| TO BE DONE |
Omit the images, then output each of the records below exactly.

[Dataset records]
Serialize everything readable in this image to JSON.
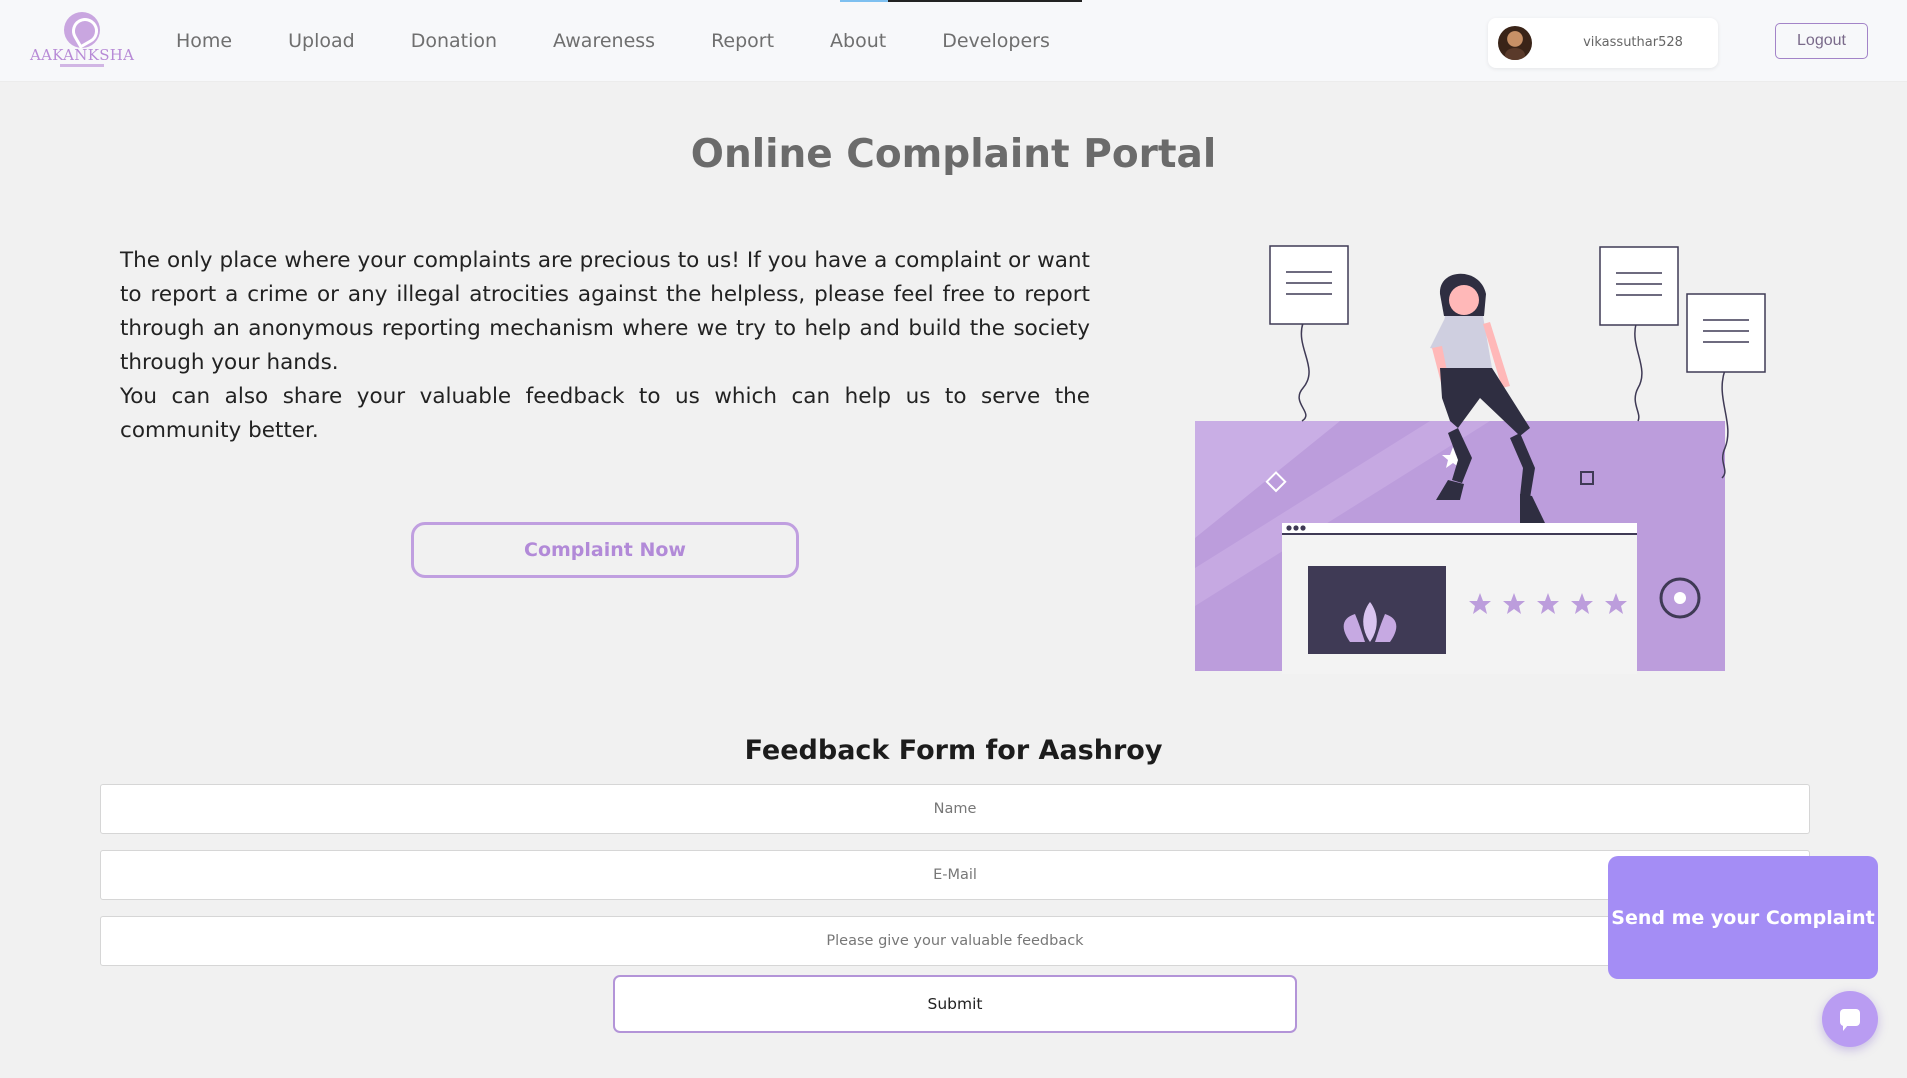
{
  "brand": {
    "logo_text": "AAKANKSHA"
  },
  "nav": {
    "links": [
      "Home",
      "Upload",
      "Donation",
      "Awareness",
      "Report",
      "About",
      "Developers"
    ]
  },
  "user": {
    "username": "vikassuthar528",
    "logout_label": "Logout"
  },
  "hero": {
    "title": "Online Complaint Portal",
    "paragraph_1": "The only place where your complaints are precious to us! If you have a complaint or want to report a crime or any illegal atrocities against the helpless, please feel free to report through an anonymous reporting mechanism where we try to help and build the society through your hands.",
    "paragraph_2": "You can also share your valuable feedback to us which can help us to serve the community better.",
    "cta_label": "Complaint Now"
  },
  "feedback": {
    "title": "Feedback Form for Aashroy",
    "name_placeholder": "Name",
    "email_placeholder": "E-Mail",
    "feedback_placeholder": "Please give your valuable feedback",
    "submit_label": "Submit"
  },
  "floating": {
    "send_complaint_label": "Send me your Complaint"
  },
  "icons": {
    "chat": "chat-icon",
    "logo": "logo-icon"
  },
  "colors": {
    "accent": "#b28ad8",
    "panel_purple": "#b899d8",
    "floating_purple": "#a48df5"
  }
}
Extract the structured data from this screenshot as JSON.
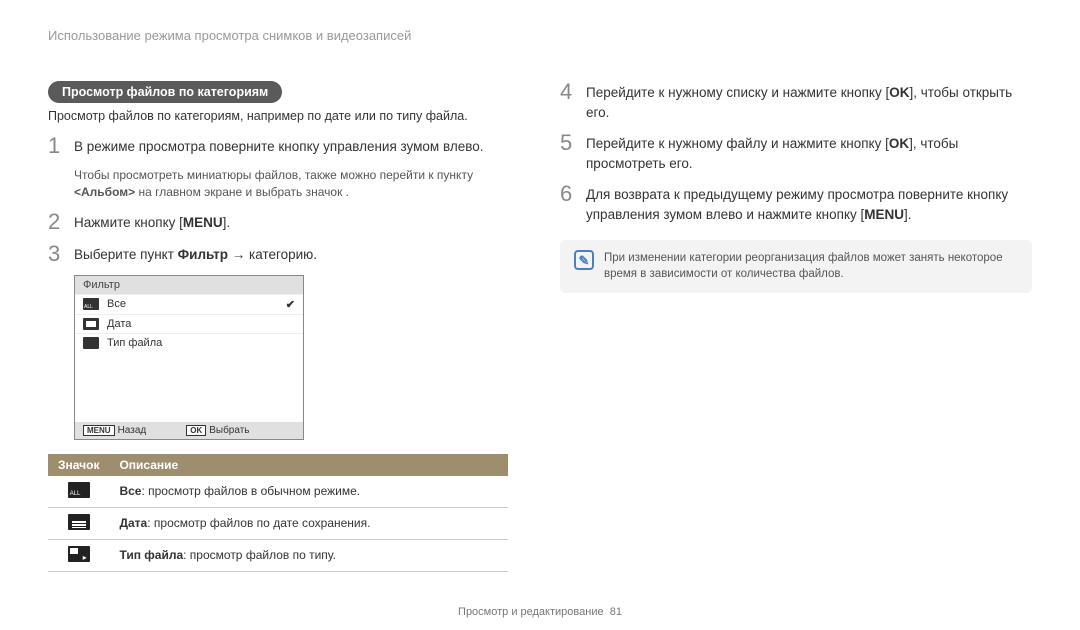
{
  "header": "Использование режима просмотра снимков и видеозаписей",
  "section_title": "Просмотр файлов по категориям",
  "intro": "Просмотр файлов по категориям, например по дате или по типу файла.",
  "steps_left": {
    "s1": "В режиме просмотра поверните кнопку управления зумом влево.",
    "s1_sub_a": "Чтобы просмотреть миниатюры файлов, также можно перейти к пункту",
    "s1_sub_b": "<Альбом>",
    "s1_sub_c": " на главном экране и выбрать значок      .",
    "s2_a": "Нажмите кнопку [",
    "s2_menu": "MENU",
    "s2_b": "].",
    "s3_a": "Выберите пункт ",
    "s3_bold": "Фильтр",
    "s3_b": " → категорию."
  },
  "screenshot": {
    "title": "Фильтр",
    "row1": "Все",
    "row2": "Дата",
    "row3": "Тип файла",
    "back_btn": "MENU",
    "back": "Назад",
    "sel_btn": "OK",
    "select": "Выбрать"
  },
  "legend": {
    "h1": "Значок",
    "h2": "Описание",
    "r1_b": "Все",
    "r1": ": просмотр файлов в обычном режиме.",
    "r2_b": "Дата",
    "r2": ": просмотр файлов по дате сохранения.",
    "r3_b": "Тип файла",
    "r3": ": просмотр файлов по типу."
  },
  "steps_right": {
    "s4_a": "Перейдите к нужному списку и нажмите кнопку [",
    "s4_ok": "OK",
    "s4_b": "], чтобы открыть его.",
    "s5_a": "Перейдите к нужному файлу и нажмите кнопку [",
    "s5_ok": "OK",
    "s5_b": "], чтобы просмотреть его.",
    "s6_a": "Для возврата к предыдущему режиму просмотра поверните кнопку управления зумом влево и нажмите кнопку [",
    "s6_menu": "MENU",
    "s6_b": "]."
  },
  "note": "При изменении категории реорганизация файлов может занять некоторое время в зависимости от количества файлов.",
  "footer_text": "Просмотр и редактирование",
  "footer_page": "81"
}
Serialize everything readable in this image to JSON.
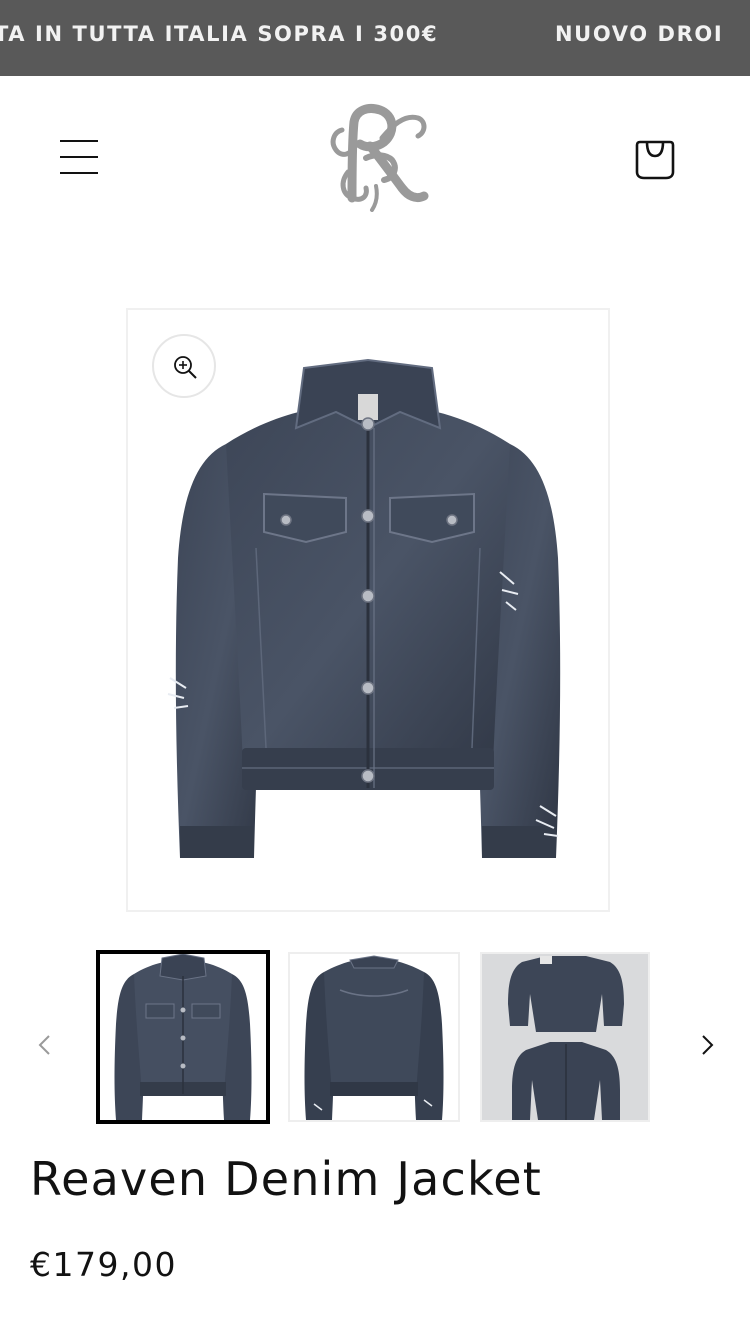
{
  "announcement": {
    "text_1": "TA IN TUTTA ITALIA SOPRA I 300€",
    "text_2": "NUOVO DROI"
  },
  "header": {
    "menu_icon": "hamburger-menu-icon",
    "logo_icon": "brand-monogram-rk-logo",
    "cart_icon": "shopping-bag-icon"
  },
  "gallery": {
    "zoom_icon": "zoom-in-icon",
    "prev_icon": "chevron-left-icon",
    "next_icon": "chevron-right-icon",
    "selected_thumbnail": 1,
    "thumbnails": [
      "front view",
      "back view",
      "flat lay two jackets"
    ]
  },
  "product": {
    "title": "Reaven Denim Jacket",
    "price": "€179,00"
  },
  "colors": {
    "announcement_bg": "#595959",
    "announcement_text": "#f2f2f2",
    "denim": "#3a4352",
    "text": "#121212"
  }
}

| ANSWER BELOW |
Serialize everything readable in this image to JSON.
{
  "brand": {
    "logo_text": "AAKANKSHA"
  },
  "nav": {
    "links": [
      "Home",
      "Upload",
      "Donation",
      "Awareness",
      "Report",
      "About",
      "Developers"
    ]
  },
  "user": {
    "username": "vikassuthar528",
    "logout_label": "Logout"
  },
  "hero": {
    "title": "Online Complaint Portal",
    "paragraph_1": "The only place where your complaints are precious to us! If you have a complaint or want to report a crime or any illegal atrocities against the helpless, please feel free to report through an anonymous reporting mechanism where we try to help and build the society through your hands.",
    "paragraph_2": "You can also share your valuable feedback to us which can help us to serve the community better.",
    "cta_label": "Complaint Now"
  },
  "feedback": {
    "title": "Feedback Form for Aashroy",
    "name_placeholder": "Name",
    "email_placeholder": "E-Mail",
    "feedback_placeholder": "Please give your valuable feedback",
    "submit_label": "Submit"
  },
  "floating": {
    "send_complaint_label": "Send me your Complaint"
  },
  "icons": {
    "chat": "chat-icon",
    "logo": "logo-icon"
  },
  "colors": {
    "accent": "#b28ad8",
    "panel_purple": "#b899d8",
    "floating_purple": "#a48df5"
  }
}
Extract the structured data from this screenshot as JSON.
{
  "header": "Использование режима просмотра снимков и видеозаписей",
  "section_title": "Просмотр файлов по категориям",
  "intro": "Просмотр файлов по категориям, например по дате или по типу файла.",
  "steps_left": {
    "s1": "В режиме просмотра поверните кнопку управления зумом влево.",
    "s1_sub_a": "Чтобы просмотреть миниатюры файлов, также можно перейти к пункту",
    "s1_sub_b": "<Альбом>",
    "s1_sub_c": " на главном экране и выбрать значок      .",
    "s2_a": "Нажмите кнопку [",
    "s2_menu": "MENU",
    "s2_b": "].",
    "s3_a": "Выберите пункт ",
    "s3_bold": "Фильтр",
    "s3_b": " → категорию."
  },
  "screenshot": {
    "title": "Фильтр",
    "row1": "Все",
    "row2": "Дата",
    "row3": "Тип файла",
    "back_btn": "MENU",
    "back": "Назад",
    "sel_btn": "OK",
    "select": "Выбрать"
  },
  "legend": {
    "h1": "Значок",
    "h2": "Описание",
    "r1_b": "Все",
    "r1": ": просмотр файлов в обычном режиме.",
    "r2_b": "Дата",
    "r2": ": просмотр файлов по дате сохранения.",
    "r3_b": "Тип файла",
    "r3": ": просмотр файлов по типу."
  },
  "steps_right": {
    "s4_a": "Перейдите к нужному списку и нажмите кнопку [",
    "s4_ok": "OK",
    "s4_b": "], чтобы открыть его.",
    "s5_a": "Перейдите к нужному файлу и нажмите кнопку [",
    "s5_ok": "OK",
    "s5_b": "], чтобы просмотреть его.",
    "s6_a": "Для возврата к предыдущему режиму просмотра поверните кнопку управления зумом влево и нажмите кнопку [",
    "s6_menu": "MENU",
    "s6_b": "]."
  },
  "note": "При изменении категории реорганизация файлов может занять некоторое время в зависимости от количества файлов.",
  "footer_text": "Просмотр и редактирование",
  "footer_page": "81"
}
Serialize everything readable in this image to JSON.
{
  "announcement": {
    "text_1": "TA IN TUTTA ITALIA SOPRA I 300€",
    "text_2": "NUOVO DROI"
  },
  "header": {
    "menu_icon": "hamburger-menu-icon",
    "logo_icon": "brand-monogram-rk-logo",
    "cart_icon": "shopping-bag-icon"
  },
  "gallery": {
    "zoom_icon": "zoom-in-icon",
    "prev_icon": "chevron-left-icon",
    "next_icon": "chevron-right-icon",
    "selected_thumbnail": 1,
    "thumbnails": [
      "front view",
      "back view",
      "flat lay two jackets"
    ]
  },
  "product": {
    "title": "Reaven Denim Jacket",
    "price": "€179,00"
  },
  "colors": {
    "announcement_bg": "#595959",
    "announcement_text": "#f2f2f2",
    "denim": "#3a4352",
    "text": "#121212"
  }
}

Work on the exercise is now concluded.